Request: Check each line of the material below for "xlabel", then copy the ones that contain it.
:: Raw records
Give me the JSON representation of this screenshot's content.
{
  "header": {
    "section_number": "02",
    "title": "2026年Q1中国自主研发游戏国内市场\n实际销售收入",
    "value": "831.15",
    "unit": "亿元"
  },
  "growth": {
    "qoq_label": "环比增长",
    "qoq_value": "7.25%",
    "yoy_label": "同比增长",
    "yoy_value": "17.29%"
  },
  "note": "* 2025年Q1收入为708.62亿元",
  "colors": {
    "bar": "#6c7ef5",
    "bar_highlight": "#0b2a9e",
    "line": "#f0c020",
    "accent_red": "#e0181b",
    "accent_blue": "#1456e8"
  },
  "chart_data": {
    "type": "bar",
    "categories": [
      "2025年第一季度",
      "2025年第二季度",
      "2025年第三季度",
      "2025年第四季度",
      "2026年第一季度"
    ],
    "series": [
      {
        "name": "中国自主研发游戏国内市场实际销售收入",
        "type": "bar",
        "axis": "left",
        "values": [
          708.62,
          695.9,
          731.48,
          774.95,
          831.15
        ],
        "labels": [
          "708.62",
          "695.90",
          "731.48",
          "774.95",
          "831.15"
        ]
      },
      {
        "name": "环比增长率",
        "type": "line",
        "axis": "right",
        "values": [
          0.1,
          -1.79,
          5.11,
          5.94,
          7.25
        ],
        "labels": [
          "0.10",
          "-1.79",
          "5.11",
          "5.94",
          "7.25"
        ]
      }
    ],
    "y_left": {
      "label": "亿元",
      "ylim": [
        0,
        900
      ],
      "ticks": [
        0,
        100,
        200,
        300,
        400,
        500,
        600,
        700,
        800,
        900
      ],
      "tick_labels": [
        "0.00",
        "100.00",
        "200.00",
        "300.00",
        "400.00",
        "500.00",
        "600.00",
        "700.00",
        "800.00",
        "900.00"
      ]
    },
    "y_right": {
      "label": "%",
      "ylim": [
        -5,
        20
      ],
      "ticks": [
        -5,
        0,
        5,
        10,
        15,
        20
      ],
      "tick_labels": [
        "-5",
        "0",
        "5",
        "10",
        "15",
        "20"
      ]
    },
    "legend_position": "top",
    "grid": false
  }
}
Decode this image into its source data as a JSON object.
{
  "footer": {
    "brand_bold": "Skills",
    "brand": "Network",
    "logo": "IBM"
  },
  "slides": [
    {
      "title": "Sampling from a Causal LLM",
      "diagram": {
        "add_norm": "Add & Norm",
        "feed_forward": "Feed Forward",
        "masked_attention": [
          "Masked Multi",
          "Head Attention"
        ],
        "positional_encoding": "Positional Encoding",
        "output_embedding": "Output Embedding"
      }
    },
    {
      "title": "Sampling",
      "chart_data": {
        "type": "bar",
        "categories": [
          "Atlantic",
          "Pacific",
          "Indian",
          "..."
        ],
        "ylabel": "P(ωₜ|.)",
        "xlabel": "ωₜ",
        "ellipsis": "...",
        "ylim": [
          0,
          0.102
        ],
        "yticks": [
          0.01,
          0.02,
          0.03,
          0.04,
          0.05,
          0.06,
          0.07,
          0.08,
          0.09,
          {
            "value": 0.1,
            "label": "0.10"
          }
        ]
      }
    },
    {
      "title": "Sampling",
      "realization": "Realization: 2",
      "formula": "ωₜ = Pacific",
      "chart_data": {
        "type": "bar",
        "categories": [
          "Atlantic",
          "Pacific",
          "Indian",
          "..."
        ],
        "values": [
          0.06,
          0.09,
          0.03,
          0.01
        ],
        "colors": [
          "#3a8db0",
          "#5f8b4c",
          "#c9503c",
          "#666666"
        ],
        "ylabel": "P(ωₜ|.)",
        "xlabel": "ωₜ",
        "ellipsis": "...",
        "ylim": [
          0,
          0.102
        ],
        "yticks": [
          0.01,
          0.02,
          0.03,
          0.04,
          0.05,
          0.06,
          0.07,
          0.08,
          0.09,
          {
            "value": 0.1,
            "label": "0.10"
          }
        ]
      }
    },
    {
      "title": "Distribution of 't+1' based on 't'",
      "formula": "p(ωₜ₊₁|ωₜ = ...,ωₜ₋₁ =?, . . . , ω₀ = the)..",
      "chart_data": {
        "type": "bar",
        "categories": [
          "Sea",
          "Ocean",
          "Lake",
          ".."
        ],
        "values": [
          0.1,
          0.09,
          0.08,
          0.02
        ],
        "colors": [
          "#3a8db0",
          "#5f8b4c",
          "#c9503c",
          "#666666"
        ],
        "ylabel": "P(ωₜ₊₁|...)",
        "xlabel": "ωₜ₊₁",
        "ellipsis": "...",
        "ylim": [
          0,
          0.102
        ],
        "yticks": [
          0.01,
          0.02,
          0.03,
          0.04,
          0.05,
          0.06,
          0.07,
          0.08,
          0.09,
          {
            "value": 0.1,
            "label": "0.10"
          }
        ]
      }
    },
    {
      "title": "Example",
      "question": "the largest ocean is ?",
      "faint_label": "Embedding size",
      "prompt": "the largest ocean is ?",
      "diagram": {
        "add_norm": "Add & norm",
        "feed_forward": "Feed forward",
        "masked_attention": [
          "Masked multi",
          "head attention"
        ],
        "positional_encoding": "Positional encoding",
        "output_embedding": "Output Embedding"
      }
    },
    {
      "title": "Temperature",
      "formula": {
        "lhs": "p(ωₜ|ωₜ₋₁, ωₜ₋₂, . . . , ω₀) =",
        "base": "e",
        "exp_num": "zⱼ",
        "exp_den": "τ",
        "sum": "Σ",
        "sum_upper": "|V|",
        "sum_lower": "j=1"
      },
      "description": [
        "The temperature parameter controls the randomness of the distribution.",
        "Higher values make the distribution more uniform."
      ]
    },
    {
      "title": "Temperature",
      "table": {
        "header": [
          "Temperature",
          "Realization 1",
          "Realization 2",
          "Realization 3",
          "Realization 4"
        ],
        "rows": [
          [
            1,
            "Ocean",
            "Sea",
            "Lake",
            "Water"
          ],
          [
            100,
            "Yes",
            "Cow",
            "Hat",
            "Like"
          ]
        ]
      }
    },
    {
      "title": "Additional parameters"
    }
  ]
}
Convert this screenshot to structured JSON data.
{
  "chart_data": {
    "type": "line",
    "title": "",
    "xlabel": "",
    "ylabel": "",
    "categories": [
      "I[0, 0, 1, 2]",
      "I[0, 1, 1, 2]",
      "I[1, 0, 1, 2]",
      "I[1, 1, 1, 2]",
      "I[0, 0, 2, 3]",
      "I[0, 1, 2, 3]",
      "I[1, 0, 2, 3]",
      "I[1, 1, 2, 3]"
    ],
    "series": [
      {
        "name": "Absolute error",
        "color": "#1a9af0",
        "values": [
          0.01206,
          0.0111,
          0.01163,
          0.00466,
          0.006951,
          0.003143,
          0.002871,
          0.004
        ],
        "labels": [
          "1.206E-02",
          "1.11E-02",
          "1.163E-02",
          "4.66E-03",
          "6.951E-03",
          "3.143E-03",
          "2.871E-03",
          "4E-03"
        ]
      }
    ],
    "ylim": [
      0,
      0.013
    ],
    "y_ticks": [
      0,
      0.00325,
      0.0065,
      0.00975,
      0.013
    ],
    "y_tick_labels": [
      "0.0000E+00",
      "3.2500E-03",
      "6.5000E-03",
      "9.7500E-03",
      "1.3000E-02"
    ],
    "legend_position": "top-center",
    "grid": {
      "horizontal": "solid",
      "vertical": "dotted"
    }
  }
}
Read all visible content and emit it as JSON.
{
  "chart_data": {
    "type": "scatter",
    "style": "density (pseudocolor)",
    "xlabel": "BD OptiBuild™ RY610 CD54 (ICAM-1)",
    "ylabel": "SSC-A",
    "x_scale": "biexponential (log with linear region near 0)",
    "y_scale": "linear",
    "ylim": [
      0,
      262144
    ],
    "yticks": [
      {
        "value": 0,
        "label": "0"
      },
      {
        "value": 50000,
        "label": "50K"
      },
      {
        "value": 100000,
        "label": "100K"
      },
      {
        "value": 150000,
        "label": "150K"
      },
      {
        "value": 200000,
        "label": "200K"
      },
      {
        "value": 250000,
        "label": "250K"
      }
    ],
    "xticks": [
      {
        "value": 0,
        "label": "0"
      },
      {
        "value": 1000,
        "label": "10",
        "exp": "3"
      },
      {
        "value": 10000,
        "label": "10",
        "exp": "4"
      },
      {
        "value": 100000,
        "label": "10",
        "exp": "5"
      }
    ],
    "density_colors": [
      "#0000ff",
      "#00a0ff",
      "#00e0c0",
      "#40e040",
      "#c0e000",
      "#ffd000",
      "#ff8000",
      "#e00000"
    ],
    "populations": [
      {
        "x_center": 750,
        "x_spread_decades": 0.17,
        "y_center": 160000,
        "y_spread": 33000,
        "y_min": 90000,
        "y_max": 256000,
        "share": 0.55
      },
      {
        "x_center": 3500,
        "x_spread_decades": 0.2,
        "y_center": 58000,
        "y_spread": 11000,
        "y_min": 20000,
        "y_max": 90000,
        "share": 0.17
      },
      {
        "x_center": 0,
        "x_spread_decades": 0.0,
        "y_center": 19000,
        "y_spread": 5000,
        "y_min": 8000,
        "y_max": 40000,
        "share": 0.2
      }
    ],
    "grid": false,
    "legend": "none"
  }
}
::::
Result below:
        "xlabel": "ωₜ",
        "xlabel": "ωₜ",
        "xlabel": "ωₜ₊₁",
    "xlabel": "",
    "xlabel": "BD OptiBuild™ RY610 CD54 (ICAM-1)",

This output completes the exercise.